Exercise task: Copy out every line of the data exactly.
* Begin Record set *
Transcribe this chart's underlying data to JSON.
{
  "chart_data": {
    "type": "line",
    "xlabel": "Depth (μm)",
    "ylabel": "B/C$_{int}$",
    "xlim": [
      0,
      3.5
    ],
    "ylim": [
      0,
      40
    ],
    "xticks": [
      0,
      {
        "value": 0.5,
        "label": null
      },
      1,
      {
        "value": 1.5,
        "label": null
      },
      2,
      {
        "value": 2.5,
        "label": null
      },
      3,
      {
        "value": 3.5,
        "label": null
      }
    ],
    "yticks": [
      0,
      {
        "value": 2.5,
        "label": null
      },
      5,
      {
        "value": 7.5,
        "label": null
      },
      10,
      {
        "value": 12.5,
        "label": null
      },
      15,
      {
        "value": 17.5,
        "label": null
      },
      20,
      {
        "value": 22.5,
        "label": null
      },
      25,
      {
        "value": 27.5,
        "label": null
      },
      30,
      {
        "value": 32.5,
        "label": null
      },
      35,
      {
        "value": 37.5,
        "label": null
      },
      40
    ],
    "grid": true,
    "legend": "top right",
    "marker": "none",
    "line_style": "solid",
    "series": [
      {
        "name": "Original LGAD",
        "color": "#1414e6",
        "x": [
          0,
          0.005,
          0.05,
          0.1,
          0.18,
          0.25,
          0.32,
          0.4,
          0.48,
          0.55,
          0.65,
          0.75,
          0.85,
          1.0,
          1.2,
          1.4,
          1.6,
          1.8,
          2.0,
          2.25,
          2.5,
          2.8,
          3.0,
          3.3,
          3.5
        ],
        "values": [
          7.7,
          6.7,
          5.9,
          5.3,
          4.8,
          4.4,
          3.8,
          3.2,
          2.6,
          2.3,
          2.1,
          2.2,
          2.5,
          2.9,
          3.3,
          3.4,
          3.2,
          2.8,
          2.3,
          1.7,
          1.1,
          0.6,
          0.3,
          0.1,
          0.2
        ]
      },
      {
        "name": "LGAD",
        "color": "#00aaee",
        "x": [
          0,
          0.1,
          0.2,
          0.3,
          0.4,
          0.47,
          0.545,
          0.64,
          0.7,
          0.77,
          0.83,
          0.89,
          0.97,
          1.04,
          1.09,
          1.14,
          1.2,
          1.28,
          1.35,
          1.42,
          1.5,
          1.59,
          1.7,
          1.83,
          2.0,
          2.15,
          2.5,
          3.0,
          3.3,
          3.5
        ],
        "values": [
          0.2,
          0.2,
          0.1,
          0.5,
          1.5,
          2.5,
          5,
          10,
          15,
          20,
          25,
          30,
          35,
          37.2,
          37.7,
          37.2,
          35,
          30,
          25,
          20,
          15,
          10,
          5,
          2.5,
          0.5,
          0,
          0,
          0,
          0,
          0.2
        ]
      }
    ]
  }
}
* End Record set *
Solution to this problem:
Transcribe this chart's underlying data to JSON.
{
  "chart_data": {
    "type": "line",
    "xlabel": "Depth (μm)",
    "ylabel": "B/C$_{int}$",
    "xlim": [
      0,
      3.5
    ],
    "ylim": [
      0,
      40
    ],
    "xticks": [
      0,
      {
        "value": 0.5,
        "label": null
      },
      1,
      {
        "value": 1.5,
        "label": null
      },
      2,
      {
        "value": 2.5,
        "label": null
      },
      3,
      {
        "value": 3.5,
        "label": null
      }
    ],
    "yticks": [
      0,
      {
        "value": 2.5,
        "label": null
      },
      5,
      {
        "value": 7.5,
        "label": null
      },
      10,
      {
        "value": 12.5,
        "label": null
      },
      15,
      {
        "value": 17.5,
        "label": null
      },
      20,
      {
        "value": 22.5,
        "label": null
      },
      25,
      {
        "value": 27.5,
        "label": null
      },
      30,
      {
        "value": 32.5,
        "label": null
      },
      35,
      {
        "value": 37.5,
        "label": null
      },
      40
    ],
    "grid": true,
    "legend": "top right",
    "marker": "none",
    "line_style": "solid",
    "series": [
      {
        "name": "Original LGAD",
        "color": "#1414e6",
        "x": [
          0,
          0.005,
          0.05,
          0.1,
          0.18,
          0.25,
          0.32,
          0.4,
          0.48,
          0.55,
          0.65,
          0.75,
          0.85,
          1.0,
          1.2,
          1.4,
          1.6,
          1.8,
          2.0,
          2.25,
          2.5,
          2.8,
          3.0,
          3.3,
          3.5
        ],
        "values": [
          7.7,
          6.7,
          5.9,
          5.3,
          4.8,
          4.4,
          3.8,
          3.2,
          2.6,
          2.3,
          2.1,
          2.2,
          2.5,
          2.9,
          3.3,
          3.4,
          3.2,
          2.8,
          2.3,
          1.7,
          1.1,
          0.6,
          0.3,
          0.1,
          0.2
        ]
      },
      {
        "name": "LGAD",
        "color": "#00aaee",
        "x": [
          0,
          0.1,
          0.2,
          0.3,
          0.4,
          0.47,
          0.545,
          0.64,
          0.7,
          0.77,
          0.83,
          0.89,
          0.97,
          1.04,
          1.09,
          1.14,
          1.2,
          1.28,
          1.35,
          1.42,
          1.5,
          1.59,
          1.7,
          1.83,
          2.0,
          2.15,
          2.5,
          3.0,
          3.3,
          3.5
        ],
        "values": [
          0.2,
          0.2,
          0.1,
          0.5,
          1.5,
          2.5,
          5,
          10,
          15,
          20,
          25,
          30,
          35,
          37.2,
          37.7,
          37.2,
          35,
          30,
          25,
          20,
          15,
          10,
          5,
          2.5,
          0.5,
          0,
          0,
          0,
          0,
          0.2
        ]
      }
    ]
  }
}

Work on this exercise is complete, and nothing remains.